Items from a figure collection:
* Begin *
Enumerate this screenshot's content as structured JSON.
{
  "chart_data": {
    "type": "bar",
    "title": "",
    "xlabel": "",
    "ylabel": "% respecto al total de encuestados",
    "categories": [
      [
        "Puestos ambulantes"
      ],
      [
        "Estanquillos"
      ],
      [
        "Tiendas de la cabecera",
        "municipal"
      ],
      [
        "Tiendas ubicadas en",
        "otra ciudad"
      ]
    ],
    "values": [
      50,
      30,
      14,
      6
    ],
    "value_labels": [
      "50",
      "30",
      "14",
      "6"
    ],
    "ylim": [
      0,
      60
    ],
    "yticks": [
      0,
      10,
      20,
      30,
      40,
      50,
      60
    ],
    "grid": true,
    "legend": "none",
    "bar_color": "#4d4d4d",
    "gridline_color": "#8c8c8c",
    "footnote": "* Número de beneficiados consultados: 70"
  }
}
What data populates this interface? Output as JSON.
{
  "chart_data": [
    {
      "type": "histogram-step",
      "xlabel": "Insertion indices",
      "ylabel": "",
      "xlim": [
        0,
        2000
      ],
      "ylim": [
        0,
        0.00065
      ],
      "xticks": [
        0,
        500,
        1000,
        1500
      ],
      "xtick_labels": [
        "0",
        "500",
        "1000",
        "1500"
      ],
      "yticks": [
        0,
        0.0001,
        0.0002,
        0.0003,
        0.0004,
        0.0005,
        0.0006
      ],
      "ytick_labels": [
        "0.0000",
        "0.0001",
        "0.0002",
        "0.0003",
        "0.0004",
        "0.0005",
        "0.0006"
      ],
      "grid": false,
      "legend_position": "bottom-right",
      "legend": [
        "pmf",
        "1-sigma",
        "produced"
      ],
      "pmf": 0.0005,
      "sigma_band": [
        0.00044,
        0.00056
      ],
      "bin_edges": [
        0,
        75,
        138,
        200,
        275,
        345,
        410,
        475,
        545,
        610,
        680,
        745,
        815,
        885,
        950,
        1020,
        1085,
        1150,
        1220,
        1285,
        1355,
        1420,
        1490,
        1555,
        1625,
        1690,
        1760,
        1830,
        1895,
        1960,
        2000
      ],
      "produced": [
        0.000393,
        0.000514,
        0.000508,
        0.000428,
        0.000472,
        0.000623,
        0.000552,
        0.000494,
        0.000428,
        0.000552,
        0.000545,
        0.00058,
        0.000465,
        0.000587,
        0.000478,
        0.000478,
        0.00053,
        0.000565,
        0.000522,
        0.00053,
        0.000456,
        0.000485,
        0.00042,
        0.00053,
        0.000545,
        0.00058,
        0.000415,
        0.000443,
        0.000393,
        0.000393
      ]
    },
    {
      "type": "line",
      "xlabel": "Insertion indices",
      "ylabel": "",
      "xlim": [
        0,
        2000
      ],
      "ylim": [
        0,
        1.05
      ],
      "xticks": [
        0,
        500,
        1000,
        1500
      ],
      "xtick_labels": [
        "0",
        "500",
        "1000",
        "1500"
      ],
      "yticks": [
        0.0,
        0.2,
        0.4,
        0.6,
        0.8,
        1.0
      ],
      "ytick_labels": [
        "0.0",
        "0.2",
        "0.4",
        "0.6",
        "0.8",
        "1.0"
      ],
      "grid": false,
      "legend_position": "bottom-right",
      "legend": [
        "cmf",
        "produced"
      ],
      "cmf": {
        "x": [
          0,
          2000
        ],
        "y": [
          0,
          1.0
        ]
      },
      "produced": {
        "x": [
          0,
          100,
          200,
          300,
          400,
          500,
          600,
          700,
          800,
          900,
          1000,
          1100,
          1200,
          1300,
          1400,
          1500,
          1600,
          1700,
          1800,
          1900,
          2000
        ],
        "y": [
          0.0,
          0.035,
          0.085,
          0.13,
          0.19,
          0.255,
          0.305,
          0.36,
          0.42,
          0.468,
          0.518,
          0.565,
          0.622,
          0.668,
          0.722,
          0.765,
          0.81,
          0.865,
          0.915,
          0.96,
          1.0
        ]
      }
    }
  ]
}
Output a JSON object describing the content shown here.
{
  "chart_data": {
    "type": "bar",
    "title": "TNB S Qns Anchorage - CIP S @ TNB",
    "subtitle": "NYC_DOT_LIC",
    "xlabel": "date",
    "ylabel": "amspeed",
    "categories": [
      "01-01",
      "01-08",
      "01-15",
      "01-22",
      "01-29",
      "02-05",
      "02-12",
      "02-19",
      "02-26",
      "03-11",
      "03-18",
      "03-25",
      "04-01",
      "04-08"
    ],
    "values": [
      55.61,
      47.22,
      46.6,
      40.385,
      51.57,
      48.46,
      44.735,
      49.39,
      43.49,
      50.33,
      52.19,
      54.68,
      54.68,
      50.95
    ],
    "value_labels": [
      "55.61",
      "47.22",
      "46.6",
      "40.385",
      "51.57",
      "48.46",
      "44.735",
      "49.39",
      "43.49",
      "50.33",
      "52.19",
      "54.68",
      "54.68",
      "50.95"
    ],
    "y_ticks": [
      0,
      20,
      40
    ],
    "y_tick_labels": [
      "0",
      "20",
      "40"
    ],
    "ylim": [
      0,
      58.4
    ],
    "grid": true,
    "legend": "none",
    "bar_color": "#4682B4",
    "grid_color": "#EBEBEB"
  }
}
* End *
Work instructions: Write out the data again, exactly and in full.

The output:
Enumerate this screenshot's content as structured JSON.
{
  "chart_data": {
    "type": "bar",
    "title": "",
    "xlabel": "",
    "ylabel": "% respecto al total de encuestados",
    "categories": [
      [
        "Puestos ambulantes"
      ],
      [
        "Estanquillos"
      ],
      [
        "Tiendas de la cabecera",
        "municipal"
      ],
      [
        "Tiendas ubicadas en",
        "otra ciudad"
      ]
    ],
    "values": [
      50,
      30,
      14,
      6
    ],
    "value_labels": [
      "50",
      "30",
      "14",
      "6"
    ],
    "ylim": [
      0,
      60
    ],
    "yticks": [
      0,
      10,
      20,
      30,
      40,
      50,
      60
    ],
    "grid": true,
    "legend": "none",
    "bar_color": "#4d4d4d",
    "gridline_color": "#8c8c8c",
    "footnote": "* Número de beneficiados consultados: 70"
  }
}
What data populates this interface? Output as JSON.
{
  "chart_data": [
    {
      "type": "histogram-step",
      "xlabel": "Insertion indices",
      "ylabel": "",
      "xlim": [
        0,
        2000
      ],
      "ylim": [
        0,
        0.00065
      ],
      "xticks": [
        0,
        500,
        1000,
        1500
      ],
      "xtick_labels": [
        "0",
        "500",
        "1000",
        "1500"
      ],
      "yticks": [
        0,
        0.0001,
        0.0002,
        0.0003,
        0.0004,
        0.0005,
        0.0006
      ],
      "ytick_labels": [
        "0.0000",
        "0.0001",
        "0.0002",
        "0.0003",
        "0.0004",
        "0.0005",
        "0.0006"
      ],
      "grid": false,
      "legend_position": "bottom-right",
      "legend": [
        "pmf",
        "1-sigma",
        "produced"
      ],
      "pmf": 0.0005,
      "sigma_band": [
        0.00044,
        0.00056
      ],
      "bin_edges": [
        0,
        75,
        138,
        200,
        275,
        345,
        410,
        475,
        545,
        610,
        680,
        745,
        815,
        885,
        950,
        1020,
        1085,
        1150,
        1220,
        1285,
        1355,
        1420,
        1490,
        1555,
        1625,
        1690,
        1760,
        1830,
        1895,
        1960,
        2000
      ],
      "produced": [
        0.000393,
        0.000514,
        0.000508,
        0.000428,
        0.000472,
        0.000623,
        0.000552,
        0.000494,
        0.000428,
        0.000552,
        0.000545,
        0.00058,
        0.000465,
        0.000587,
        0.000478,
        0.000478,
        0.00053,
        0.000565,
        0.000522,
        0.00053,
        0.000456,
        0.000485,
        0.00042,
        0.00053,
        0.000545,
        0.00058,
        0.000415,
        0.000443,
        0.000393,
        0.000393
      ]
    },
    {
      "type": "line",
      "xlabel": "Insertion indices",
      "ylabel": "",
      "xlim": [
        0,
        2000
      ],
      "ylim": [
        0,
        1.05
      ],
      "xticks": [
        0,
        500,
        1000,
        1500
      ],
      "xtick_labels": [
        "0",
        "500",
        "1000",
        "1500"
      ],
      "yticks": [
        0.0,
        0.2,
        0.4,
        0.6,
        0.8,
        1.0
      ],
      "ytick_labels": [
        "0.0",
        "0.2",
        "0.4",
        "0.6",
        "0.8",
        "1.0"
      ],
      "grid": false,
      "legend_position": "bottom-right",
      "legend": [
        "cmf",
        "produced"
      ],
      "cmf": {
        "x": [
          0,
          2000
        ],
        "y": [
          0,
          1.0
        ]
      },
      "produced": {
        "x": [
          0,
          100,
          200,
          300,
          400,
          500,
          600,
          700,
          800,
          900,
          1000,
          1100,
          1200,
          1300,
          1400,
          1500,
          1600,
          1700,
          1800,
          1900,
          2000
        ],
        "y": [
          0.0,
          0.035,
          0.085,
          0.13,
          0.19,
          0.255,
          0.305,
          0.36,
          0.42,
          0.468,
          0.518,
          0.565,
          0.622,
          0.668,
          0.722,
          0.765,
          0.81,
          0.865,
          0.915,
          0.96,
          1.0
        ]
      }
    }
  ]
}
Output a JSON object describing the content shown here.
{
  "chart_data": {
    "type": "bar",
    "title": "TNB S Qns Anchorage - CIP S @ TNB",
    "subtitle": "NYC_DOT_LIC",
    "xlabel": "date",
    "ylabel": "amspeed",
    "categories": [
      "01-01",
      "01-08",
      "01-15",
      "01-22",
      "01-29",
      "02-05",
      "02-12",
      "02-19",
      "02-26",
      "03-11",
      "03-18",
      "03-25",
      "04-01",
      "04-08"
    ],
    "values": [
      55.61,
      47.22,
      46.6,
      40.385,
      51.57,
      48.46,
      44.735,
      49.39,
      43.49,
      50.33,
      52.19,
      54.68,
      54.68,
      50.95
    ],
    "value_labels": [
      "55.61",
      "47.22",
      "46.6",
      "40.385",
      "51.57",
      "48.46",
      "44.735",
      "49.39",
      "43.49",
      "50.33",
      "52.19",
      "54.68",
      "54.68",
      "50.95"
    ],
    "y_ticks": [
      0,
      20,
      40
    ],
    "y_tick_labels": [
      "0",
      "20",
      "40"
    ],
    "ylim": [
      0,
      58.4
    ],
    "grid": true,
    "legend": "none",
    "bar_color": "#4682B4",
    "grid_color": "#EBEBEB"
  }
}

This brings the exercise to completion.